Leave out all images and set down the records exactly as given.

- Dataset excerpts
----------

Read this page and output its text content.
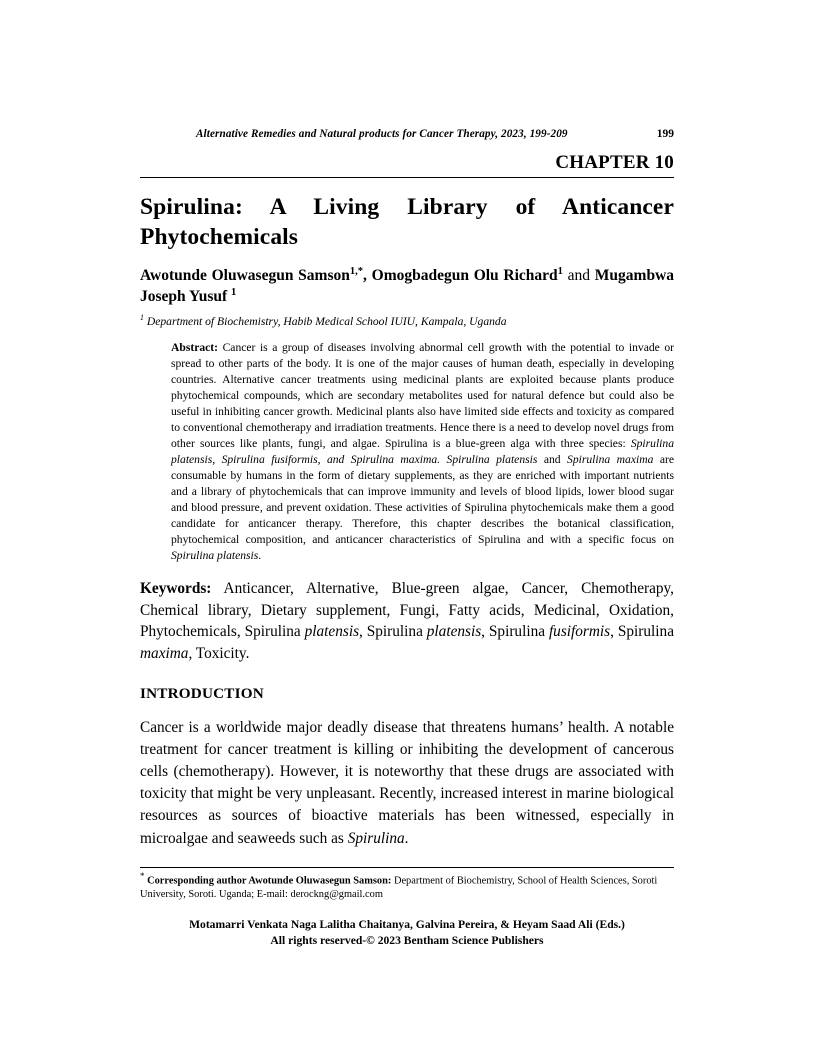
Alternative Remedies and Natural products for Cancer Therapy, 2023, 199-209	199
CHAPTER 10
Spirulina: A Living Library of Anticancer
Phytochemicals
Awotunde Oluwasegun Samson$^{1,*}$, Omogbadegun Olu Richard$^1$ and Mugambwa Joseph Yusuf $^1$
$^1$ Department of Biochemistry, Habib Medical School IUIU, Kampala, Uganda
Abstract: Cancer is a group of diseases involving abnormal cell growth with the potential to invade or spread to other parts of the body. It is one of the major causes of human death, especially in developing countries. Alternative cancer treatments using medicinal plants are exploited because plants produce phytochemical compounds, which are secondary metabolites used for natural defence but could also be useful in inhibiting cancer growth. Medicinal plants also have limited side effects and toxicity as compared to conventional chemotherapy and irradiation treatments. Hence there is a need to develop novel drugs from other sources like plants, fungi, and algae. Spirulina is a blue-green alga with three species: Spirulina platensis, Spirulina fusiformis, and Spirulina maxima. Spirulina platensis and Spirulina maxima are consumable by humans in the form of dietary supplements, as they are enriched with important nutrients and a library of phytochemicals that can improve immunity and levels of blood lipids, lower blood sugar and blood pressure, and prevent oxidation. These activities of Spirulina phytochemicals make them a good candidate for anticancer therapy. Therefore, this chapter describes the botanical classification, phytochemical composition, and anticancer characteristics of Spirulina and with a specific focus on Spirulina platensis.
Keywords: Anticancer, Alternative, Blue-green algae, Cancer, Chemotherapy, Chemical library, Dietary supplement, Fungi, Fatty acids, Medicinal, Oxidation, Phytochemicals, Spirulina platensis, Spirulina platensis, Spirulina fusiformis, Spirulina maxima, Toxicity.
INTRODUCTION

Cancer is a worldwide major deadly disease that threatens humans’ health. A notable treatment for cancer treatment is killing or inhibiting the development of cancerous cells (chemotherapy). However, it is noteworthy that these drugs are associated with toxicity that might be very unpleasant. Recently, increased interest in marine biological resources as sources of bioactive materials has been witnessed, especially in microalgae and seaweeds such as Spirulina.

* Corresponding author Awotunde Oluwasegun Samson: Department of Biochemistry, School of Health Sciences, Soroti University, Soroti. Uganda; E-mail: derockng@gmail.com
Motamarri Venkata Naga Lalitha Chaitanya, Galvina Pereira, & Heyam Saad Ali (Eds.)
All rights reserved-© 2023 Bentham Science Publishers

----------

- Response box
Read this page and output its text content.
Alternative Remedies and Natural products for Cancer Therapy, 2023, 199-209	199
CHAPTER 10
Spirulina: A Living Library of Anticancer
Phytochemicals
Awotunde Oluwasegun Samson$^{1,*}$, Omogbadegun Olu Richard$^1$ and Mugambwa Joseph Yusuf $^1$
$^1$ Department of Biochemistry, Habib Medical School IUIU, Kampala, Uganda
Abstract: Cancer is a group of diseases involving abnormal cell growth with the potential to invade or spread to other parts of the body. It is one of the major causes of human death, especially in developing countries. Alternative cancer treatments using medicinal plants are exploited because plants produce phytochemical compounds, which are secondary metabolites used for natural defence but could also be useful in inhibiting cancer growth. Medicinal plants also have limited side effects and toxicity as compared to conventional chemotherapy and irradiation treatments. Hence there is a need to develop novel drugs from other sources like plants, fungi, and algae. Spirulina is a blue-green alga with three species: Spirulina platensis, Spirulina fusiformis, and Spirulina maxima. Spirulina platensis and Spirulina maxima are consumable by humans in the form of dietary supplements, as they are enriched with important nutrients and a library of phytochemicals that can improve immunity and levels of blood lipids, lower blood sugar and blood pressure, and prevent oxidation. These activities of Spirulina phytochemicals make them a good candidate for anticancer therapy. Therefore, this chapter describes the botanical classification, phytochemical composition, and anticancer characteristics of Spirulina and with a specific focus on Spirulina platensis.
Keywords: Anticancer, Alternative, Blue-green algae, Cancer, Chemotherapy, Chemical library, Dietary supplement, Fungi, Fatty acids, Medicinal, Oxidation, Phytochemicals, Spirulina platensis, Spirulina platensis, Spirulina fusiformis, Spirulina maxima, Toxicity.
INTRODUCTION

Cancer is a worldwide major deadly disease that threatens humans’ health. A notable treatment for cancer treatment is killing or inhibiting the development of cancerous cells (chemotherapy). However, it is noteworthy that these drugs are associated with toxicity that might be very unpleasant. Recently, increased interest in marine biological resources as sources of bioactive materials has been witnessed, especially in microalgae and seaweeds such as Spirulina.

* Corresponding author Awotunde Oluwasegun Samson: Department of Biochemistry, School of Health Sciences, Soroti University, Soroti. Uganda; E-mail: derockng@gmail.com
Motamarri Venkata Naga Lalitha Chaitanya, Galvina Pereira, & Heyam Saad Ali (Eds.)
All rights reserved-© 2023 Bentham Science Publishers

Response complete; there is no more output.